Instruction: Here are some records; return them all exactly.

Source records:
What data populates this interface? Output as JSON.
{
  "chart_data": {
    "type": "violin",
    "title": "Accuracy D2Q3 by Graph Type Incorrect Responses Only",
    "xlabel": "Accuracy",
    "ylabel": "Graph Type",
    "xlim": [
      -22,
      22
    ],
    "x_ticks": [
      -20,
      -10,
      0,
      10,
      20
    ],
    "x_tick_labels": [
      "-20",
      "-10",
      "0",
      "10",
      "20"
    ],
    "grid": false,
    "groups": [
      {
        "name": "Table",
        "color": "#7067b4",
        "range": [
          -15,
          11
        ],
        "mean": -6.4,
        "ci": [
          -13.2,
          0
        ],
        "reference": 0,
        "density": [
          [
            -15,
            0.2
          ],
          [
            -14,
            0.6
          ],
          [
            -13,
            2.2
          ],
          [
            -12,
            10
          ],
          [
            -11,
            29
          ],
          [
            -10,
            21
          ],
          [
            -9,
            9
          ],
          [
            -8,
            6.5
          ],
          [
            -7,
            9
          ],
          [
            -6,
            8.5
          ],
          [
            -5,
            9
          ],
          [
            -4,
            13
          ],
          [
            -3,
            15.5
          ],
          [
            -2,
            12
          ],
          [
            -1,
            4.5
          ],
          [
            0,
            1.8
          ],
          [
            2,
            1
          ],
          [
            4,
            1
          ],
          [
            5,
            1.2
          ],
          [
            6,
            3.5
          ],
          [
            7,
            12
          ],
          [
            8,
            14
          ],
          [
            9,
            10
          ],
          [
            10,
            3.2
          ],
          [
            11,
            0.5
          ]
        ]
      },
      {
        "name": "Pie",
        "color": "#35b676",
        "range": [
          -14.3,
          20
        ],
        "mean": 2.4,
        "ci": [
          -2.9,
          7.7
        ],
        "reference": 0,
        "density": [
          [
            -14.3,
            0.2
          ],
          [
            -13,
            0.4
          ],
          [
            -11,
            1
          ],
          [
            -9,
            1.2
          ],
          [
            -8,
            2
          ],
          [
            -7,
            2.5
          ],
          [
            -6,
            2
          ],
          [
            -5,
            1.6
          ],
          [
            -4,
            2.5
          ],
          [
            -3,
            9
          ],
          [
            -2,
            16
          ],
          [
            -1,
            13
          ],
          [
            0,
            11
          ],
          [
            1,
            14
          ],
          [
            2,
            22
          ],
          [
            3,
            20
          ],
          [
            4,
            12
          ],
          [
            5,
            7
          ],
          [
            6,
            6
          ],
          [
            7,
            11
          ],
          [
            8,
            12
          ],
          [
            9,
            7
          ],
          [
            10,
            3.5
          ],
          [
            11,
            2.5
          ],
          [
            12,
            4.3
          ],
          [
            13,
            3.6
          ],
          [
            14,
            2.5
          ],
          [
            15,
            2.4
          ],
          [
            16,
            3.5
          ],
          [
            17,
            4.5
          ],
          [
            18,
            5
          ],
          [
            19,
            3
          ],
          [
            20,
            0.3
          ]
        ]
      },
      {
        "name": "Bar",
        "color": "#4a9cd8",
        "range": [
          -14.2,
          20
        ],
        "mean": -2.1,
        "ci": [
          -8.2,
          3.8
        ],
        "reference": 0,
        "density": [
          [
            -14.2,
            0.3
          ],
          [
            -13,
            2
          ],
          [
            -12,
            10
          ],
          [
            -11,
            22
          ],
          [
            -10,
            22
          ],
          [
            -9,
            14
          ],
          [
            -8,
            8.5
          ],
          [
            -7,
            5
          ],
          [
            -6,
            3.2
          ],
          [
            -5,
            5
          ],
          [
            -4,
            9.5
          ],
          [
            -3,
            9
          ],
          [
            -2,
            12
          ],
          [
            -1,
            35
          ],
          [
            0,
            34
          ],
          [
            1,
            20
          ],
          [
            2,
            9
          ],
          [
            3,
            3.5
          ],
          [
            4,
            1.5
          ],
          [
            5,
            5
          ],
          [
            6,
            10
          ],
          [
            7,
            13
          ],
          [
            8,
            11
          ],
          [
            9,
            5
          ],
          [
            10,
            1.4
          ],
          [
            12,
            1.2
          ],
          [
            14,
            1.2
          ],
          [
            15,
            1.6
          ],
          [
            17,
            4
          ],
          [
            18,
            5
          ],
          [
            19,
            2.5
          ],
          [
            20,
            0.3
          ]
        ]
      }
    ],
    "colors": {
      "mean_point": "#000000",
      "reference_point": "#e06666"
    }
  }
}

Response to the task:
What data populates this interface? Output as JSON.
{
  "chart_data": {
    "type": "violin",
    "title": "Accuracy D2Q3 by Graph Type Incorrect Responses Only",
    "xlabel": "Accuracy",
    "ylabel": "Graph Type",
    "xlim": [
      -22,
      22
    ],
    "x_ticks": [
      -20,
      -10,
      0,
      10,
      20
    ],
    "x_tick_labels": [
      "-20",
      "-10",
      "0",
      "10",
      "20"
    ],
    "grid": false,
    "groups": [
      {
        "name": "Table",
        "color": "#7067b4",
        "range": [
          -15,
          11
        ],
        "mean": -6.4,
        "ci": [
          -13.2,
          0
        ],
        "reference": 0,
        "density": [
          [
            -15,
            0.2
          ],
          [
            -14,
            0.6
          ],
          [
            -13,
            2.2
          ],
          [
            -12,
            10
          ],
          [
            -11,
            29
          ],
          [
            -10,
            21
          ],
          [
            -9,
            9
          ],
          [
            -8,
            6.5
          ],
          [
            -7,
            9
          ],
          [
            -6,
            8.5
          ],
          [
            -5,
            9
          ],
          [
            -4,
            13
          ],
          [
            -3,
            15.5
          ],
          [
            -2,
            12
          ],
          [
            -1,
            4.5
          ],
          [
            0,
            1.8
          ],
          [
            2,
            1
          ],
          [
            4,
            1
          ],
          [
            5,
            1.2
          ],
          [
            6,
            3.5
          ],
          [
            7,
            12
          ],
          [
            8,
            14
          ],
          [
            9,
            10
          ],
          [
            10,
            3.2
          ],
          [
            11,
            0.5
          ]
        ]
      },
      {
        "name": "Pie",
        "color": "#35b676",
        "range": [
          -14.3,
          20
        ],
        "mean": 2.4,
        "ci": [
          -2.9,
          7.7
        ],
        "reference": 0,
        "density": [
          [
            -14.3,
            0.2
          ],
          [
            -13,
            0.4
          ],
          [
            -11,
            1
          ],
          [
            -9,
            1.2
          ],
          [
            -8,
            2
          ],
          [
            -7,
            2.5
          ],
          [
            -6,
            2
          ],
          [
            -5,
            1.6
          ],
          [
            -4,
            2.5
          ],
          [
            -3,
            9
          ],
          [
            -2,
            16
          ],
          [
            -1,
            13
          ],
          [
            0,
            11
          ],
          [
            1,
            14
          ],
          [
            2,
            22
          ],
          [
            3,
            20
          ],
          [
            4,
            12
          ],
          [
            5,
            7
          ],
          [
            6,
            6
          ],
          [
            7,
            11
          ],
          [
            8,
            12
          ],
          [
            9,
            7
          ],
          [
            10,
            3.5
          ],
          [
            11,
            2.5
          ],
          [
            12,
            4.3
          ],
          [
            13,
            3.6
          ],
          [
            14,
            2.5
          ],
          [
            15,
            2.4
          ],
          [
            16,
            3.5
          ],
          [
            17,
            4.5
          ],
          [
            18,
            5
          ],
          [
            19,
            3
          ],
          [
            20,
            0.3
          ]
        ]
      },
      {
        "name": "Bar",
        "color": "#4a9cd8",
        "range": [
          -14.2,
          20
        ],
        "mean": -2.1,
        "ci": [
          -8.2,
          3.8
        ],
        "reference": 0,
        "density": [
          [
            -14.2,
            0.3
          ],
          [
            -13,
            2
          ],
          [
            -12,
            10
          ],
          [
            -11,
            22
          ],
          [
            -10,
            22
          ],
          [
            -9,
            14
          ],
          [
            -8,
            8.5
          ],
          [
            -7,
            5
          ],
          [
            -6,
            3.2
          ],
          [
            -5,
            5
          ],
          [
            -4,
            9.5
          ],
          [
            -3,
            9
          ],
          [
            -2,
            12
          ],
          [
            -1,
            35
          ],
          [
            0,
            34
          ],
          [
            1,
            20
          ],
          [
            2,
            9
          ],
          [
            3,
            3.5
          ],
          [
            4,
            1.5
          ],
          [
            5,
            5
          ],
          [
            6,
            10
          ],
          [
            7,
            13
          ],
          [
            8,
            11
          ],
          [
            9,
            5
          ],
          [
            10,
            1.4
          ],
          [
            12,
            1.2
          ],
          [
            14,
            1.2
          ],
          [
            15,
            1.6
          ],
          [
            17,
            4
          ],
          [
            18,
            5
          ],
          [
            19,
            2.5
          ],
          [
            20,
            0.3
          ]
        ]
      }
    ],
    "colors": {
      "mean_point": "#000000",
      "reference_point": "#e06666"
    }
  }
}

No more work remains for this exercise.